# DATASET RECORDS
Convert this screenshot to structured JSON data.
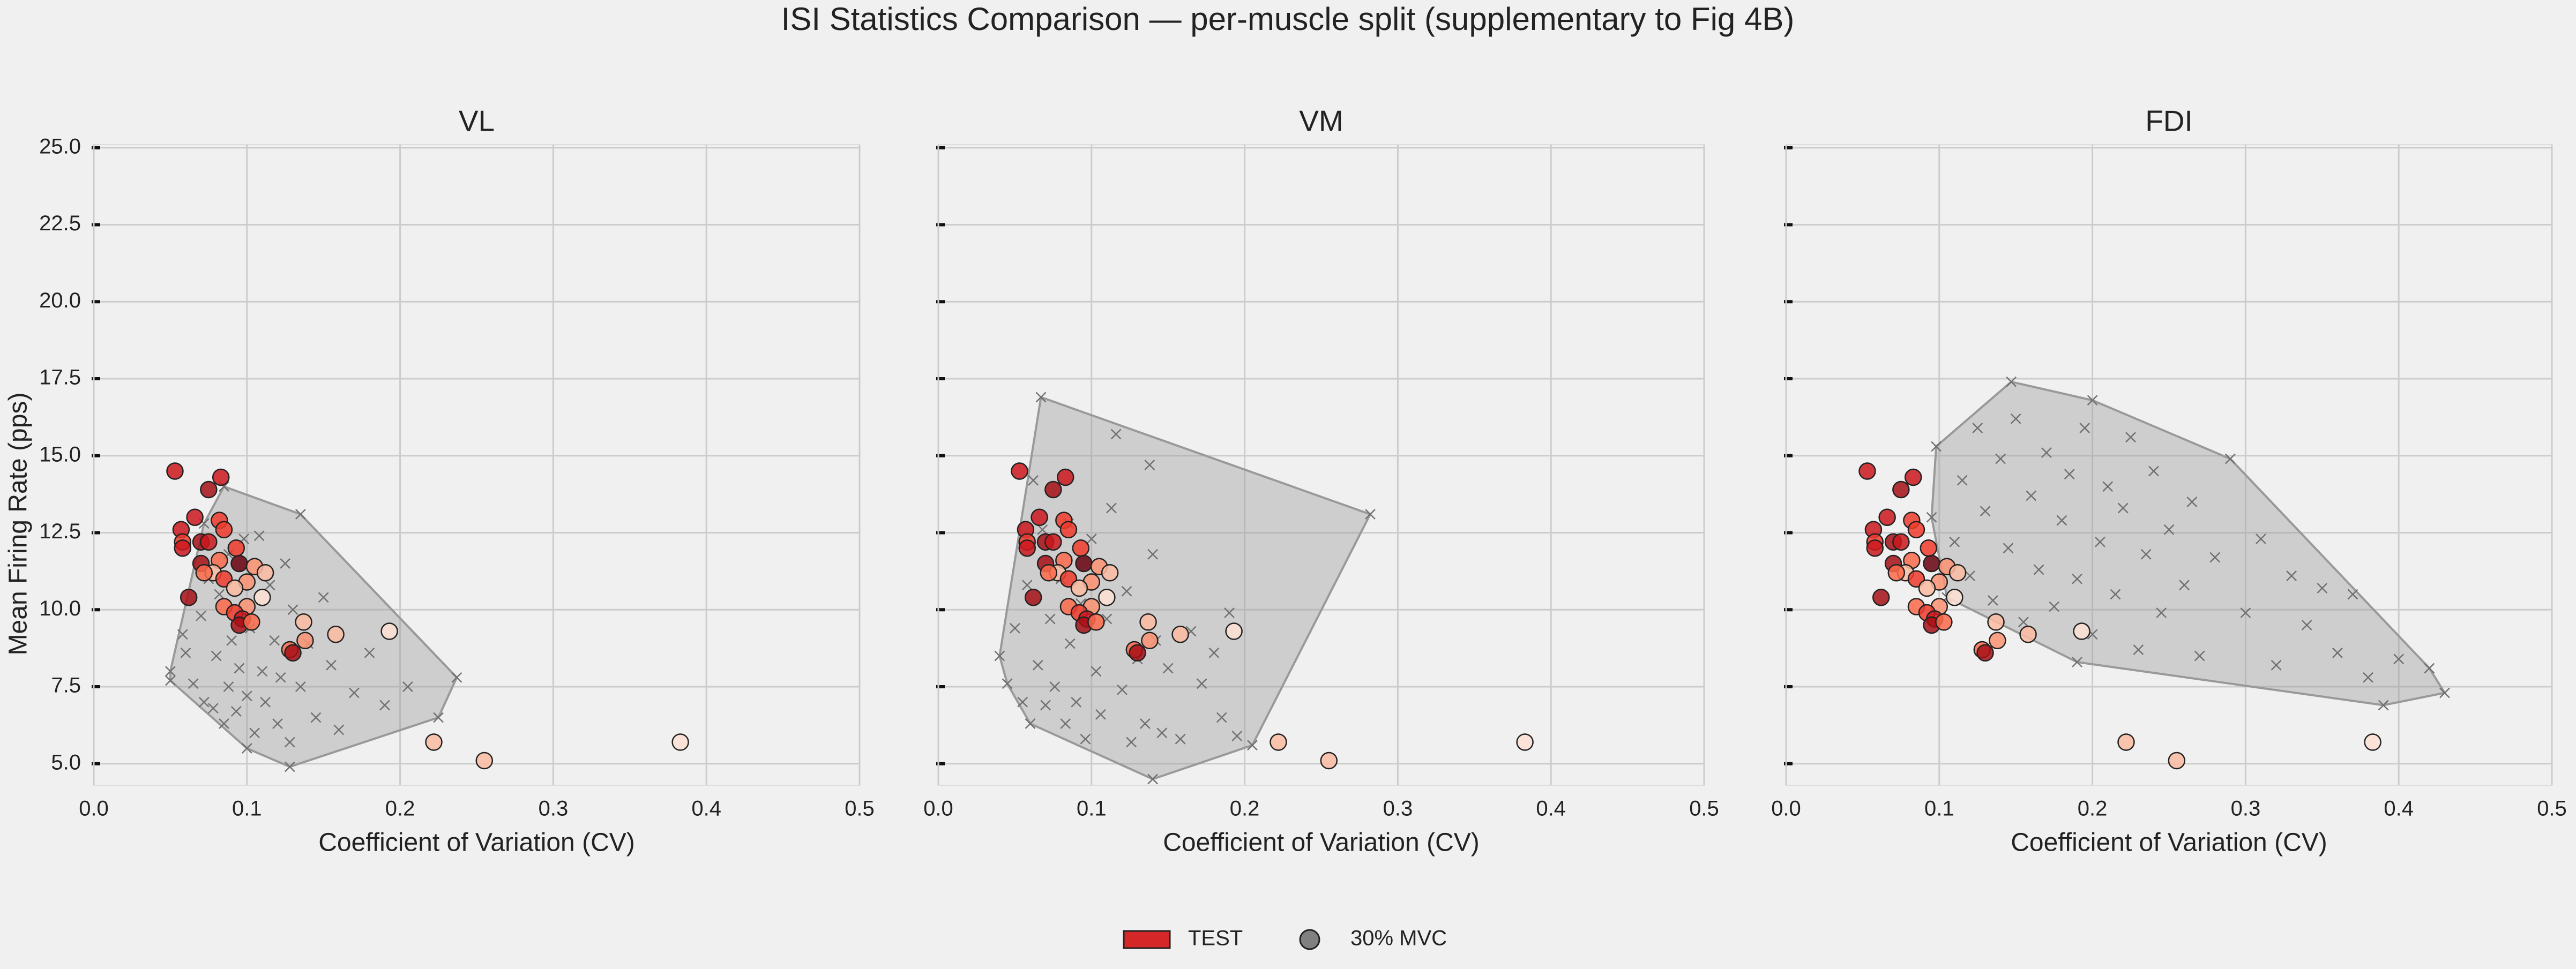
{
  "title": "ISI Statistics Comparison — per-muscle split (supplementary to Fig 4B)",
  "legend": [
    {
      "label": "TEST",
      "color": "#d62728",
      "marker": "square"
    },
    {
      "label": "30% MVC",
      "color": "#808080",
      "marker": "circle"
    }
  ],
  "chart_data": [
    {
      "type": "scatter",
      "title": "VL",
      "x_label": "Coefficient of Variation (CV)",
      "y_label": "Mean Firing Rate (pps)",
      "xlim": [
        0,
        0.5
      ],
      "ylim": [
        4.3,
        25.1
      ],
      "grid": true,
      "hull": true,
      "ytick_labels": true,
      "xticks": [
        {
          "value": 0,
          "label": "0.0"
        },
        0.1,
        0.2,
        0.3,
        0.4,
        0.5
      ],
      "yticks": [
        {
          "value": 5,
          "label": "5.0"
        },
        7.5,
        {
          "value": 10,
          "label": "10.0"
        },
        12.5,
        {
          "value": 15,
          "label": "15.0"
        },
        17.5,
        {
          "value": 20,
          "label": "20.0"
        },
        22.5,
        {
          "value": 25,
          "label": "25.0"
        }
      ],
      "series": [
        {
          "marker": "x",
          "color": "#707070",
          "x": [
            0.05,
            0.05,
            0.085,
            0.135,
            0.237,
            0.225,
            0.128,
            0.1,
            0.058,
            0.06,
            0.065,
            0.07,
            0.072,
            0.075,
            0.078,
            0.08,
            0.082,
            0.085,
            0.088,
            0.09,
            0.093,
            0.095,
            0.098,
            0.1,
            0.102,
            0.105,
            0.108,
            0.11,
            0.112,
            0.115,
            0.118,
            0.12,
            0.122,
            0.125,
            0.128,
            0.13,
            0.135,
            0.14,
            0.145,
            0.15,
            0.155,
            0.16,
            0.17,
            0.18,
            0.19,
            0.205,
            0.072,
            0.088
          ],
          "values": [
            7.7,
            8.0,
            14.0,
            13.1,
            7.8,
            6.5,
            4.9,
            5.5,
            9.2,
            8.6,
            7.6,
            9.8,
            7.0,
            11.0,
            6.8,
            8.5,
            10.5,
            6.3,
            7.5,
            9.0,
            6.7,
            8.1,
            12.3,
            7.2,
            9.4,
            6.0,
            12.4,
            8.0,
            7.0,
            10.8,
            9.0,
            6.3,
            7.8,
            11.5,
            5.7,
            10.0,
            7.5,
            8.9,
            6.5,
            10.4,
            8.2,
            6.1,
            7.3,
            8.6,
            6.9,
            7.5,
            12.8,
            11.8
          ]
        },
        {
          "marker": "circle",
          "x": [
            0.053,
            0.083,
            0.075,
            0.066,
            0.082,
            0.057,
            0.085,
            0.058,
            0.07,
            0.075,
            0.093,
            0.058,
            0.082,
            0.07,
            0.095,
            0.105,
            0.078,
            0.072,
            0.112,
            0.085,
            0.1,
            0.092,
            0.062,
            0.11,
            0.085,
            0.1,
            0.092,
            0.097,
            0.095,
            0.103,
            0.137,
            0.158,
            0.193,
            0.138,
            0.128,
            0.13,
            0.222,
            0.255,
            0.383
          ],
          "values": [
            14.5,
            14.3,
            13.9,
            13.0,
            12.9,
            12.6,
            12.6,
            12.2,
            12.2,
            12.2,
            12.0,
            12.0,
            11.6,
            11.5,
            11.5,
            11.4,
            11.2,
            11.2,
            11.2,
            11.0,
            10.9,
            10.7,
            10.4,
            10.4,
            10.1,
            10.1,
            9.9,
            9.7,
            9.5,
            9.6,
            9.6,
            9.2,
            9.3,
            9.0,
            8.7,
            8.6,
            5.7,
            5.1,
            5.7
          ],
          "colors": [
            "#cb181d",
            "#cb181d",
            "#a50f15",
            "#cb181d",
            "#ef3b2c",
            "#cb181d",
            "#ef3b2c",
            "#ef3b2c",
            "#a50f15",
            "#cb181d",
            "#ef3b2c",
            "#cb181d",
            "#fb6a4a",
            "#a50f15",
            "#67000d",
            "#fc9272",
            "#fcbba1",
            "#fb6a4a",
            "#fcbba1",
            "#ef3b2c",
            "#fc9272",
            "#fcbba1",
            "#a50f15",
            "#fee0d2",
            "#fb6a4a",
            "#fc9272",
            "#ef3b2c",
            "#cb181d",
            "#a50f15",
            "#fb6a4a",
            "#fcbba1",
            "#fcbba1",
            "#fee0d2",
            "#fc9272",
            "#fb6a4a",
            "#a50f15",
            "#fcbba1",
            "#fcbba1",
            "#fee0d2"
          ]
        }
      ]
    },
    {
      "type": "scatter",
      "title": "VM",
      "x_label": "Coefficient of Variation (CV)",
      "xlim": [
        0,
        0.5
      ],
      "ylim": [
        4.3,
        25.1
      ],
      "grid": true,
      "hull": true,
      "ytick_labels": false,
      "xticks": [
        {
          "value": 0,
          "label": "0.0"
        },
        0.1,
        0.2,
        0.3,
        0.4,
        0.5
      ],
      "yticks": [
        5,
        7.5,
        10,
        12.5,
        15,
        17.5,
        20,
        22.5,
        25
      ],
      "series": [
        {
          "marker": "x",
          "color": "#707070",
          "x": [
            0.04,
            0.067,
            0.282,
            0.205,
            0.14,
            0.06,
            0.045,
            0.05,
            0.055,
            0.058,
            0.062,
            0.065,
            0.068,
            0.07,
            0.073,
            0.076,
            0.08,
            0.083,
            0.086,
            0.09,
            0.093,
            0.096,
            0.1,
            0.103,
            0.106,
            0.11,
            0.113,
            0.116,
            0.12,
            0.123,
            0.126,
            0.13,
            0.135,
            0.138,
            0.142,
            0.146,
            0.15,
            0.158,
            0.165,
            0.172,
            0.18,
            0.185,
            0.19,
            0.195,
            0.14,
            0.085
          ],
          "values": [
            8.5,
            16.9,
            13.1,
            5.6,
            4.5,
            6.3,
            7.6,
            9.4,
            7.0,
            10.8,
            14.2,
            8.2,
            12.6,
            6.9,
            9.7,
            7.5,
            11.0,
            6.3,
            8.9,
            7.0,
            10.2,
            5.8,
            12.3,
            8.0,
            6.6,
            9.7,
            13.3,
            15.7,
            7.4,
            10.6,
            5.7,
            8.4,
            6.3,
            14.7,
            9.0,
            6.0,
            8.1,
            5.8,
            9.3,
            7.6,
            8.6,
            6.5,
            9.9,
            5.9,
            11.8,
            12.8
          ]
        },
        {
          "marker": "circle",
          "x": [
            0.053,
            0.083,
            0.075,
            0.066,
            0.082,
            0.057,
            0.085,
            0.058,
            0.07,
            0.075,
            0.093,
            0.058,
            0.082,
            0.07,
            0.095,
            0.105,
            0.078,
            0.072,
            0.112,
            0.085,
            0.1,
            0.092,
            0.062,
            0.11,
            0.085,
            0.1,
            0.092,
            0.097,
            0.095,
            0.103,
            0.137,
            0.158,
            0.193,
            0.138,
            0.128,
            0.13,
            0.222,
            0.255,
            0.383
          ],
          "values": [
            14.5,
            14.3,
            13.9,
            13.0,
            12.9,
            12.6,
            12.6,
            12.2,
            12.2,
            12.2,
            12.0,
            12.0,
            11.6,
            11.5,
            11.5,
            11.4,
            11.2,
            11.2,
            11.2,
            11.0,
            10.9,
            10.7,
            10.4,
            10.4,
            10.1,
            10.1,
            9.9,
            9.7,
            9.5,
            9.6,
            9.6,
            9.2,
            9.3,
            9.0,
            8.7,
            8.6,
            5.7,
            5.1,
            5.7
          ],
          "colors": [
            "#cb181d",
            "#cb181d",
            "#a50f15",
            "#cb181d",
            "#ef3b2c",
            "#cb181d",
            "#ef3b2c",
            "#ef3b2c",
            "#a50f15",
            "#cb181d",
            "#ef3b2c",
            "#cb181d",
            "#fb6a4a",
            "#a50f15",
            "#67000d",
            "#fc9272",
            "#fcbba1",
            "#fb6a4a",
            "#fcbba1",
            "#ef3b2c",
            "#fc9272",
            "#fcbba1",
            "#a50f15",
            "#fee0d2",
            "#fb6a4a",
            "#fc9272",
            "#ef3b2c",
            "#cb181d",
            "#a50f15",
            "#fb6a4a",
            "#fcbba1",
            "#fcbba1",
            "#fee0d2",
            "#fc9272",
            "#fb6a4a",
            "#a50f15",
            "#fcbba1",
            "#fcbba1",
            "#fee0d2"
          ]
        }
      ]
    },
    {
      "type": "scatter",
      "title": "FDI",
      "x_label": "Coefficient of Variation (CV)",
      "xlim": [
        0,
        0.5
      ],
      "ylim": [
        4.3,
        25.1
      ],
      "grid": true,
      "hull": true,
      "ytick_labels": false,
      "xticks": [
        {
          "value": 0,
          "label": "0.0"
        },
        0.1,
        0.2,
        0.3,
        0.4,
        0.5
      ],
      "yticks": [
        5,
        7.5,
        10,
        12.5,
        15,
        17.5,
        20,
        22.5,
        25
      ],
      "series": [
        {
          "marker": "x",
          "color": "#707070",
          "x": [
            0.098,
            0.147,
            0.2,
            0.43,
            0.42,
            0.39,
            0.19,
            0.105,
            0.095,
            0.11,
            0.115,
            0.12,
            0.125,
            0.13,
            0.135,
            0.14,
            0.145,
            0.15,
            0.155,
            0.16,
            0.165,
            0.17,
            0.175,
            0.18,
            0.185,
            0.19,
            0.195,
            0.2,
            0.205,
            0.21,
            0.215,
            0.22,
            0.225,
            0.23,
            0.235,
            0.24,
            0.245,
            0.25,
            0.26,
            0.265,
            0.27,
            0.28,
            0.29,
            0.3,
            0.31,
            0.32,
            0.33,
            0.34,
            0.35,
            0.36,
            0.37,
            0.38,
            0.4
          ],
          "values": [
            15.3,
            17.4,
            16.8,
            7.3,
            8.1,
            6.9,
            8.3,
            10.4,
            13.0,
            12.2,
            14.2,
            11.1,
            15.9,
            13.2,
            10.3,
            14.9,
            12.0,
            16.2,
            9.6,
            13.7,
            11.3,
            15.1,
            10.1,
            12.9,
            14.4,
            11.0,
            15.9,
            9.2,
            12.2,
            14.0,
            10.5,
            13.3,
            15.6,
            8.7,
            11.8,
            14.5,
            9.9,
            12.6,
            10.8,
            13.5,
            8.5,
            11.7,
            14.9,
            9.9,
            12.3,
            8.2,
            11.1,
            9.5,
            10.7,
            8.6,
            10.5,
            7.8,
            8.4
          ]
        },
        {
          "marker": "circle",
          "x": [
            0.053,
            0.083,
            0.075,
            0.066,
            0.082,
            0.057,
            0.085,
            0.058,
            0.07,
            0.075,
            0.093,
            0.058,
            0.082,
            0.07,
            0.095,
            0.105,
            0.078,
            0.072,
            0.112,
            0.085,
            0.1,
            0.092,
            0.062,
            0.11,
            0.085,
            0.1,
            0.092,
            0.097,
            0.095,
            0.103,
            0.137,
            0.158,
            0.193,
            0.138,
            0.128,
            0.13,
            0.222,
            0.255,
            0.383
          ],
          "values": [
            14.5,
            14.3,
            13.9,
            13.0,
            12.9,
            12.6,
            12.6,
            12.2,
            12.2,
            12.2,
            12.0,
            12.0,
            11.6,
            11.5,
            11.5,
            11.4,
            11.2,
            11.2,
            11.2,
            11.0,
            10.9,
            10.7,
            10.4,
            10.4,
            10.1,
            10.1,
            9.9,
            9.7,
            9.5,
            9.6,
            9.6,
            9.2,
            9.3,
            9.0,
            8.7,
            8.6,
            5.7,
            5.1,
            5.7
          ],
          "colors": [
            "#cb181d",
            "#cb181d",
            "#a50f15",
            "#cb181d",
            "#ef3b2c",
            "#cb181d",
            "#ef3b2c",
            "#ef3b2c",
            "#a50f15",
            "#cb181d",
            "#ef3b2c",
            "#cb181d",
            "#fb6a4a",
            "#a50f15",
            "#67000d",
            "#fc9272",
            "#fcbba1",
            "#fb6a4a",
            "#fcbba1",
            "#ef3b2c",
            "#fc9272",
            "#fcbba1",
            "#a50f15",
            "#fee0d2",
            "#fb6a4a",
            "#fc9272",
            "#ef3b2c",
            "#cb181d",
            "#a50f15",
            "#fb6a4a",
            "#fcbba1",
            "#fcbba1",
            "#fee0d2",
            "#fc9272",
            "#fb6a4a",
            "#a50f15",
            "#fcbba1",
            "#fcbba1",
            "#fee0d2"
          ]
        }
      ]
    }
  ]
}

# GIVEN EXERCISE
Look above for lines with the word "title" and copy them all.

# CORRECT ANSWER
  "title": "ISI Statistics Comparison — per-muscle split (supplementary to Fig 4B)",
      "title": "VL",
      "title": "VM",
      "title": "FDI",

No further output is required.